Look through the listing below and report how many lines contain "Automatic", as a bare number.
[start]
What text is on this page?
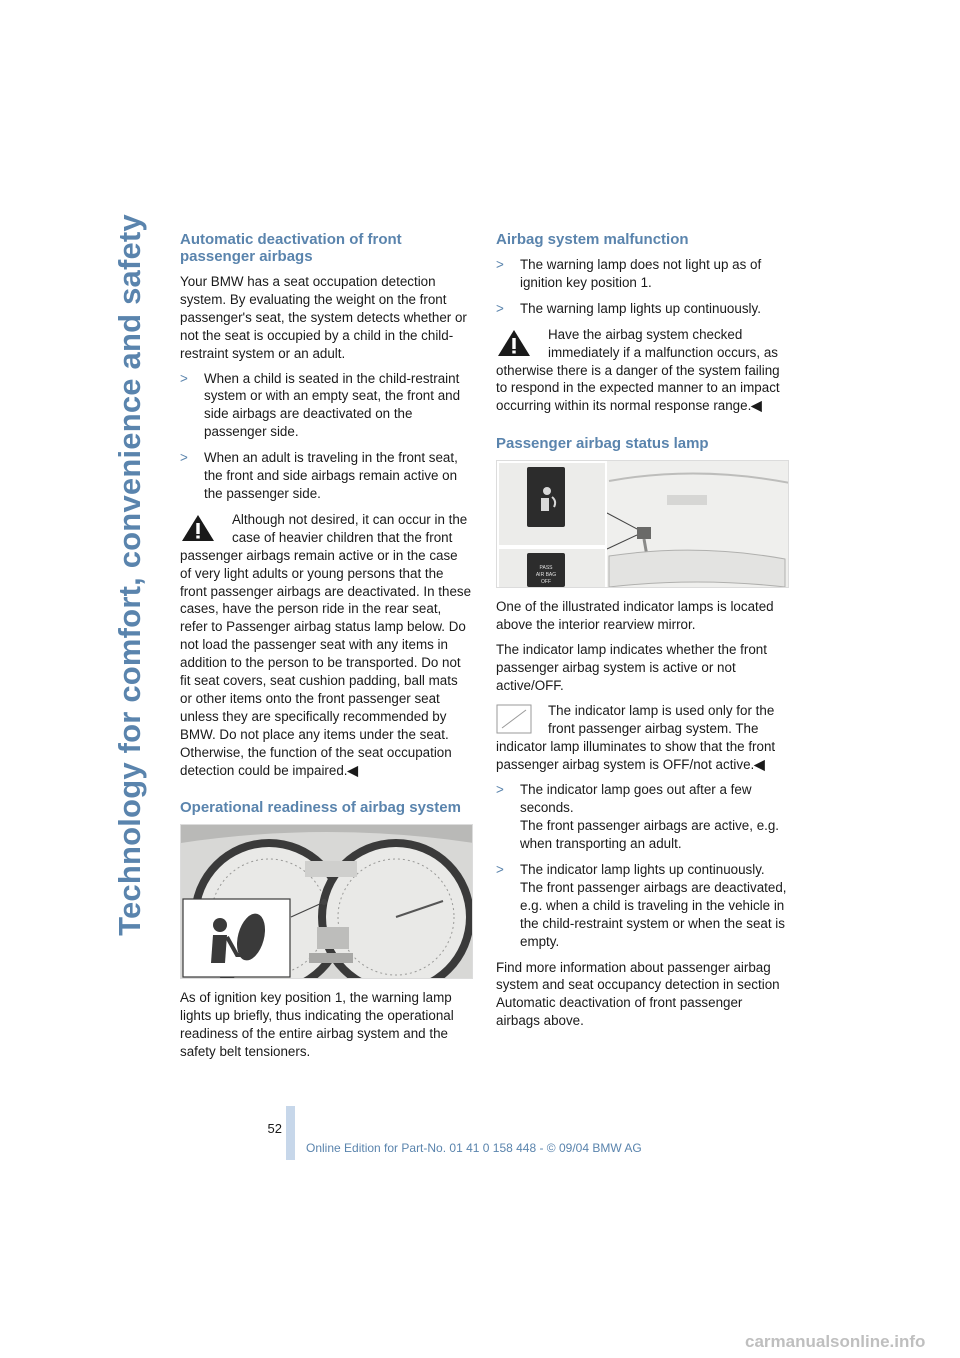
Technology for comfort, convenience and safety Automatic deactivation of front passenger airbags

Your BMW has a seat occupation detection system. By evaluating the weight on the front passenger's seat, the system detects whether or not the seat is occupied by a child in the child-restraint system or an adult.

> When a child is seated in the child-restraint system or with an empty seat, the front and side airbags are deactivated on the passenger side.
> When an adult is traveling in the front seat, the front and side airbags remain active on the passenger side.
Although not desired, it can occur in the case of heavier children that the front passenger airbags remain active or in the case of very light adults or young persons that the front passenger airbags are deactivated. In these cases, have the person ride in the rear seat, refer to Passenger airbag status lamp below. Do not load the passenger seat with any items in addition to the person to be transported. Do not fit seat covers, seat cushion padding, ball mats or other items onto the front passenger seat unless they are specifically recommended by BMW. Do not place any items under the seat. Otherwise, the function of the seat occupation detection could be impaired.◀
Operational readiness of airbag system

As of ignition key position 1, the warning lamp lights up briefly, thus indicating the operational readiness of the entire airbag system and the safety belt tensioners.

Airbag system malfunction
> The warning lamp does not light up as of ignition key position 1.
> The warning lamp lights up continuously.
Have the airbag system checked immediately if a malfunction occurs, as otherwise there is a danger of the system failing to respond in the expected manner to an impact occurring within its normal response range.◀
Passenger airbag status lamp
PASS
AIR BAG
OFF

One of the illustrated indicator lamps is located above the interior rearview mirror.

The indicator lamp indicates whether the front passenger airbag system is active or not active/OFF.

The indicator lamp is used only for the front passenger airbag system. The indicator lamp illuminates to show that the front passenger airbag system is OFF/not active.◀
> The indicator lamp goes out after a few seconds.
The front passenger airbags are active, e.g. when transporting an adult.
> The indicator lamp lights up continuously.
The front passenger airbags are deactivated, e.g. when a child is traveling in the vehicle in the child-restraint system or when the seat is empty.

Find more information about passenger airbag system and seat occupancy detection in section Automatic deactivation of front passenger airbags above.

52
Online Edition for Part-No. 01 41 0 158 448 - © 09/04 BMW AG
carmanualsonline.info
[end]
→ **Finished answer**:
2